Records excerpted from a collection -
------------------------------------------------------------
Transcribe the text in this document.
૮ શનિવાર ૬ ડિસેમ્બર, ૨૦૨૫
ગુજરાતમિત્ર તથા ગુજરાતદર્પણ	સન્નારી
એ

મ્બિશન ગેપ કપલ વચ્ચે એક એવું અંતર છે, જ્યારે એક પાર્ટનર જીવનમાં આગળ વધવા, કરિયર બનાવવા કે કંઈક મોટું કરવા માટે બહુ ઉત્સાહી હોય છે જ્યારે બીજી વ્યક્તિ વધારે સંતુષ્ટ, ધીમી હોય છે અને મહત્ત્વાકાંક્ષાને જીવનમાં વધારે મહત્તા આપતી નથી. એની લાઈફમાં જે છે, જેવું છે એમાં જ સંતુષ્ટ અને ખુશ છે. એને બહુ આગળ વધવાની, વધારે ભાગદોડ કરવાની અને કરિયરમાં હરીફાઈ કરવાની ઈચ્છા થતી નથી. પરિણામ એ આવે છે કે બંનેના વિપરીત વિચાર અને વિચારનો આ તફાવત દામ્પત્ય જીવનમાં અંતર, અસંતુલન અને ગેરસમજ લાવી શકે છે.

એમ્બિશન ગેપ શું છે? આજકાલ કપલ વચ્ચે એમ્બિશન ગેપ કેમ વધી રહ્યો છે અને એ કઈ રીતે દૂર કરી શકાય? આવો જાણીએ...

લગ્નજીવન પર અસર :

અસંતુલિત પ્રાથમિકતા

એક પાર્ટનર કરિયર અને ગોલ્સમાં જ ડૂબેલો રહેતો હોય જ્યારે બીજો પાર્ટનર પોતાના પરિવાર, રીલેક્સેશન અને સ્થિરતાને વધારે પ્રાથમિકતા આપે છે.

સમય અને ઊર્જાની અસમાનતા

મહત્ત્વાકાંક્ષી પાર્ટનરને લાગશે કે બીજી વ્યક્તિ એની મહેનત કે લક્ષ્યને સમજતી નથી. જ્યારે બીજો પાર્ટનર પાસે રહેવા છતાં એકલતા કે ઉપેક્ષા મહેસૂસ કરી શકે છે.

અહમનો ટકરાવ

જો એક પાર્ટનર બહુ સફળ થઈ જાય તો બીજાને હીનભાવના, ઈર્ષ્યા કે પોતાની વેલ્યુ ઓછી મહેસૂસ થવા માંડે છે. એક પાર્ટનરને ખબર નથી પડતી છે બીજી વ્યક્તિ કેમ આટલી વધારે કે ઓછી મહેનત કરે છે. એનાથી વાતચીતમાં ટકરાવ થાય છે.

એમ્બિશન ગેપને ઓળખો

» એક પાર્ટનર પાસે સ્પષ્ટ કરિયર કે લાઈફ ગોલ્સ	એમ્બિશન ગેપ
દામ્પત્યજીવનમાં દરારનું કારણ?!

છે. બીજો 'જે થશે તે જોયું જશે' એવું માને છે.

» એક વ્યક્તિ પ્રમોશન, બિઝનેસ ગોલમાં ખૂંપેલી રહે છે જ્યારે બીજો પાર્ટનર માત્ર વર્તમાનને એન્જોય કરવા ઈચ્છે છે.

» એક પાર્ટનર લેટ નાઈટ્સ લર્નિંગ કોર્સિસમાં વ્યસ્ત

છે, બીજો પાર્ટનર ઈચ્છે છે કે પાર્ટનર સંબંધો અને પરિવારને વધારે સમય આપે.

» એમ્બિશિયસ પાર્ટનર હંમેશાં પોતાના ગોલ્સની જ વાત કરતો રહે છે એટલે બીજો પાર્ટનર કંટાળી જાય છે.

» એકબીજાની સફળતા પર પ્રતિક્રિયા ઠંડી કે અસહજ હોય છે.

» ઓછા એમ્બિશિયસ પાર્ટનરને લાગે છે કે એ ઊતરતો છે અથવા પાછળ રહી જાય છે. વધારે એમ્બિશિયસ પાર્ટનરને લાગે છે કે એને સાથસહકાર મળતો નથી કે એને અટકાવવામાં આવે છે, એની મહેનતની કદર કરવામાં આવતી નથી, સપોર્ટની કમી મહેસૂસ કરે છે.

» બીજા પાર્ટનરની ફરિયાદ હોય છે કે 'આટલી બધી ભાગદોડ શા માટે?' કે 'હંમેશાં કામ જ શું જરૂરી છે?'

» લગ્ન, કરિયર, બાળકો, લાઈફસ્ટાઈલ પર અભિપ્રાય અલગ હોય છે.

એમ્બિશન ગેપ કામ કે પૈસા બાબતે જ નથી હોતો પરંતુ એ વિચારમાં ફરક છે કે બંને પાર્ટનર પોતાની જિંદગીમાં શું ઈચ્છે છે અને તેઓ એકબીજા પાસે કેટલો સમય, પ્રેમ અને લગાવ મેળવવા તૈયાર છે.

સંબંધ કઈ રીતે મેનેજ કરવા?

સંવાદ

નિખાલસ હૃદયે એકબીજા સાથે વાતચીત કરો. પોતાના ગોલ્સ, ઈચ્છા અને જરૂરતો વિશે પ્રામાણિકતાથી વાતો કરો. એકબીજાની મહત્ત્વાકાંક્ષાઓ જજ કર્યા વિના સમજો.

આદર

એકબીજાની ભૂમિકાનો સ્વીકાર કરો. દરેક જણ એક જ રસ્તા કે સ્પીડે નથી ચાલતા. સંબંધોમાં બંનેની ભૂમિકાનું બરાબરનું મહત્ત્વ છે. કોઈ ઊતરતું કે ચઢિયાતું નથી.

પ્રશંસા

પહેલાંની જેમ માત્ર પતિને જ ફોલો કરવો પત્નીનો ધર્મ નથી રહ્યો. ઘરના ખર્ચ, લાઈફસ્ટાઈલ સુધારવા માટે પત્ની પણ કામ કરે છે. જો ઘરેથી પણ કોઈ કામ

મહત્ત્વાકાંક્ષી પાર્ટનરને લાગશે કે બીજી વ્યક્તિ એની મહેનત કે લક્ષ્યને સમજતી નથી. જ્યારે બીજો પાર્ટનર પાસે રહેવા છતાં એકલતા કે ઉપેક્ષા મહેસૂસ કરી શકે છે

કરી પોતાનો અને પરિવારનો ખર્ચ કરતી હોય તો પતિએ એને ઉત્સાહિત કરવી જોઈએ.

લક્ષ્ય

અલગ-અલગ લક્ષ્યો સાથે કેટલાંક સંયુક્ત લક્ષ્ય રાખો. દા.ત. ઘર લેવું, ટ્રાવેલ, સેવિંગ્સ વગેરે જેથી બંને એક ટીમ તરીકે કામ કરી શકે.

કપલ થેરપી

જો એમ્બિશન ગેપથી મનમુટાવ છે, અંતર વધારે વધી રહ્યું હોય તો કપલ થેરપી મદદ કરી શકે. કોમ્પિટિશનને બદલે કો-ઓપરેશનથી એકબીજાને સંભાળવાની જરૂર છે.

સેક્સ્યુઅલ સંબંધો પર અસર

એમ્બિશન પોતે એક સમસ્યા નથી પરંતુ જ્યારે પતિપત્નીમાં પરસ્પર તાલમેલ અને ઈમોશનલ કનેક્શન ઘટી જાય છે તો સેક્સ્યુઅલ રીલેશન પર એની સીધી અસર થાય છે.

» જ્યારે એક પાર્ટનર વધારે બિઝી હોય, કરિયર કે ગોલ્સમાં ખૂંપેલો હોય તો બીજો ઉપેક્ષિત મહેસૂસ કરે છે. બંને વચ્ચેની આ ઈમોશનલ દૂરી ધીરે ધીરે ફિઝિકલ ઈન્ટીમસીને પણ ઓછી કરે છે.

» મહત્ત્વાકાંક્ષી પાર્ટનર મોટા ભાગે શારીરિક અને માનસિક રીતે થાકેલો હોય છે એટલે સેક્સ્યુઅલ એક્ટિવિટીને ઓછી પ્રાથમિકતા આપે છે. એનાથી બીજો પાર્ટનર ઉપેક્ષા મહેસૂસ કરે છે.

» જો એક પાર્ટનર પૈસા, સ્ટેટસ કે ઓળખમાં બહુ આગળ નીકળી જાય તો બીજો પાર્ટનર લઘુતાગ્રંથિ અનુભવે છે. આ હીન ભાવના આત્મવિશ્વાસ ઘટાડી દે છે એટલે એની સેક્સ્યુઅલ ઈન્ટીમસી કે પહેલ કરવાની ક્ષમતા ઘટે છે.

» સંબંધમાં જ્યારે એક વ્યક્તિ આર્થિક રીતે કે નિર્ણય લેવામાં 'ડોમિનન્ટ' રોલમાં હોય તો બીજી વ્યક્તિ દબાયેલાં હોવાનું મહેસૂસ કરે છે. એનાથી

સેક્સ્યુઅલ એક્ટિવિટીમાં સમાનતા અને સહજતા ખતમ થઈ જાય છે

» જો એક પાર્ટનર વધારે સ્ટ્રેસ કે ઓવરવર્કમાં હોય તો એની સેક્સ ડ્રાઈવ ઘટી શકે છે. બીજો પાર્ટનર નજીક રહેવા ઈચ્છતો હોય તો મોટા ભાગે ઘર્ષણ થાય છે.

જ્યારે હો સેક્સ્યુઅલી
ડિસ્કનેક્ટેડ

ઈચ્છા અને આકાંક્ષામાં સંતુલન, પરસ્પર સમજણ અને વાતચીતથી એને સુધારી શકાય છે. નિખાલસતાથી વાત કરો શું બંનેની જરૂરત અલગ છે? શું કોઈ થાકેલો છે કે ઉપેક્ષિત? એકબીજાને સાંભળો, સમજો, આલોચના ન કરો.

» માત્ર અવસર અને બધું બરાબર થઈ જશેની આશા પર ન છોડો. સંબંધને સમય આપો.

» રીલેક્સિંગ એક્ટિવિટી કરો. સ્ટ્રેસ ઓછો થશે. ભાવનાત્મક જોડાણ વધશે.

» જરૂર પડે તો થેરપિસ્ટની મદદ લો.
------------------------------------------------------------
REQUEST - Look through the entries above and report each line where the string "ઊતરત" occurs.

FULL SOLUTION -
» ઓછા એમ્બિશિયસ પાર્ટનરને લાગે છે કે એ ઊતરતો છે અથવા પાછળ રહી જાય છે. વધારે એમ્બિશિયસ પાર્ટનરને લાગે છે કે એને સાથસહકાર મળતો નથી કે એને અટકાવવામાં આવે છે, એની મહેનતની કદર કરવામાં આવતી નથી, સપોર્ટની કમી મહેસૂસ કરે છે.
એકબીજાની ભૂમિકાનો સ્વીકાર કરો. દરેક જણ એક જ રસ્તા કે સ્પીડે નથી ચાલતા. સંબંધોમાં બંનેની ભૂમિકાનું બરાબરનું મહત્ત્વ છે. કોઈ ઊતરતું કે ચઢિયાતું નથી.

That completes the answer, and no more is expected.